[Dataset records]
--- start ---
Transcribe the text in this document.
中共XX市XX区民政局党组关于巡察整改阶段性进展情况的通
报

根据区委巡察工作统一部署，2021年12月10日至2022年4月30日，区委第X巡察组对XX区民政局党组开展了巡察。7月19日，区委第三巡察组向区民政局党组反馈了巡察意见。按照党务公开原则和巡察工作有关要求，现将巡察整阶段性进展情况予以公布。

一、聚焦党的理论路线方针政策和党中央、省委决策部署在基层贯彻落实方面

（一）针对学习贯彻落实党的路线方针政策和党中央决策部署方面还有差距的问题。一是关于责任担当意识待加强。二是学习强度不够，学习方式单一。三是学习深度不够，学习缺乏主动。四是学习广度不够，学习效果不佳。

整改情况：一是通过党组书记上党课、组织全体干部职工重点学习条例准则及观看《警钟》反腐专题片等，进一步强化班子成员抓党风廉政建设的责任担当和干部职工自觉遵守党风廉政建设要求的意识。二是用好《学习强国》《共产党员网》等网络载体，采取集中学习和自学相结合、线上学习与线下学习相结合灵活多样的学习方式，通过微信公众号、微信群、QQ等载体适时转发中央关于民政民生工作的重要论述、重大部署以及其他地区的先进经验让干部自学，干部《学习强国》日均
--- end ---
Task brief: Extract each record, keeping it identical to the original.

Correct result:
Transcribe the text in this document.
中共XX市XX区民政局党组关于巡察整改阶段性进展情况的通
报

根据区委巡察工作统一部署，2021年12月10日至2022年4月30日，区委第X巡察组对XX区民政局党组开展了巡察。7月19日，区委第三巡察组向区民政局党组反馈了巡察意见。按照党务公开原则和巡察工作有关要求，现将巡察整阶段性进展情况予以公布。

一、聚焦党的理论路线方针政策和党中央、省委决策部署在基层贯彻落实方面

（一）针对学习贯彻落实党的路线方针政策和党中央决策部署方面还有差距的问题。一是关于责任担当意识待加强。二是学习强度不够，学习方式单一。三是学习深度不够，学习缺乏主动。四是学习广度不够，学习效果不佳。

整改情况：一是通过党组书记上党课、组织全体干部职工重点学习条例准则及观看《警钟》反腐专题片等，进一步强化班子成员抓党风廉政建设的责任担当和干部职工自觉遵守党风廉政建设要求的意识。二是用好《学习强国》《共产党员网》等网络载体，采取集中学习和自学相结合、线上学习与线下学习相结合灵活多样的学习方式，通过微信公众号、微信群、QQ等载体适时转发中央关于民政民生工作的重要论述、重大部署以及其他地区的先进经验让干部自学，干部《学习强国》日均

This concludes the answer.